__SHORT TASK__:
Write the data out again, exactly as given.

++++ TASK INPUT ++++

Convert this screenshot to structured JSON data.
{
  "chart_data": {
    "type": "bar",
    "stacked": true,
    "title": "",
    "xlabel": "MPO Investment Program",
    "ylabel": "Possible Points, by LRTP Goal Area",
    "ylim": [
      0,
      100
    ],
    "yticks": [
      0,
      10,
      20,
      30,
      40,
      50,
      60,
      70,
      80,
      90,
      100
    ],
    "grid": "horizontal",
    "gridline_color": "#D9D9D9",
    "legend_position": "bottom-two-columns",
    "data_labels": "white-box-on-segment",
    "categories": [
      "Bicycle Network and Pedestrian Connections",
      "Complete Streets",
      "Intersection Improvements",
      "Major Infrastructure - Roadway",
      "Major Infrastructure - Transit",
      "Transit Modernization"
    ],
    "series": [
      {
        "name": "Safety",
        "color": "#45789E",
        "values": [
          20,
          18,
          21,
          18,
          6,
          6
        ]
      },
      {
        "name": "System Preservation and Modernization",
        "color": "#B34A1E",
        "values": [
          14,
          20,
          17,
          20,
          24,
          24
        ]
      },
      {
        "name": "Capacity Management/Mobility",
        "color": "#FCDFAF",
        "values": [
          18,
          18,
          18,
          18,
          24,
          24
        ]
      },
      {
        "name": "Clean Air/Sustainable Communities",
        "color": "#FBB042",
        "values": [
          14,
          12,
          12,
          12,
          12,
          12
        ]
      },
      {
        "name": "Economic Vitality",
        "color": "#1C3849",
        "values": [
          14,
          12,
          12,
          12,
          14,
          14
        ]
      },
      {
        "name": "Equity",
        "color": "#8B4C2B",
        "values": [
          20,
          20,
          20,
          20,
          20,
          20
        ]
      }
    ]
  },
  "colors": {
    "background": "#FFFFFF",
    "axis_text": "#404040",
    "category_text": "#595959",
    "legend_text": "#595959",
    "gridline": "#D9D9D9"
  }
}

++++

__EXERCISE RESULT__:
Convert this screenshot to structured JSON data.
{
  "chart_data": {
    "type": "bar",
    "stacked": true,
    "title": "",
    "xlabel": "MPO Investment Program",
    "ylabel": "Possible Points, by LRTP Goal Area",
    "ylim": [
      0,
      100
    ],
    "yticks": [
      0,
      10,
      20,
      30,
      40,
      50,
      60,
      70,
      80,
      90,
      100
    ],
    "grid": "horizontal",
    "gridline_color": "#D9D9D9",
    "legend_position": "bottom-two-columns",
    "data_labels": "white-box-on-segment",
    "categories": [
      "Bicycle Network and Pedestrian Connections",
      "Complete Streets",
      "Intersection Improvements",
      "Major Infrastructure - Roadway",
      "Major Infrastructure - Transit",
      "Transit Modernization"
    ],
    "series": [
      {
        "name": "Safety",
        "color": "#45789E",
        "values": [
          20,
          18,
          21,
          18,
          6,
          6
        ]
      },
      {
        "name": "System Preservation and Modernization",
        "color": "#B34A1E",
        "values": [
          14,
          20,
          17,
          20,
          24,
          24
        ]
      },
      {
        "name": "Capacity Management/Mobility",
        "color": "#FCDFAF",
        "values": [
          18,
          18,
          18,
          18,
          24,
          24
        ]
      },
      {
        "name": "Clean Air/Sustainable Communities",
        "color": "#FBB042",
        "values": [
          14,
          12,
          12,
          12,
          12,
          12
        ]
      },
      {
        "name": "Economic Vitality",
        "color": "#1C3849",
        "values": [
          14,
          12,
          12,
          12,
          14,
          14
        ]
      },
      {
        "name": "Equity",
        "color": "#8B4C2B",
        "values": [
          20,
          20,
          20,
          20,
          20,
          20
        ]
      }
    ]
  },
  "colors": {
    "background": "#FFFFFF",
    "axis_text": "#404040",
    "category_text": "#595959",
    "legend_text": "#595959",
    "gridline": "#D9D9D9"
  }
}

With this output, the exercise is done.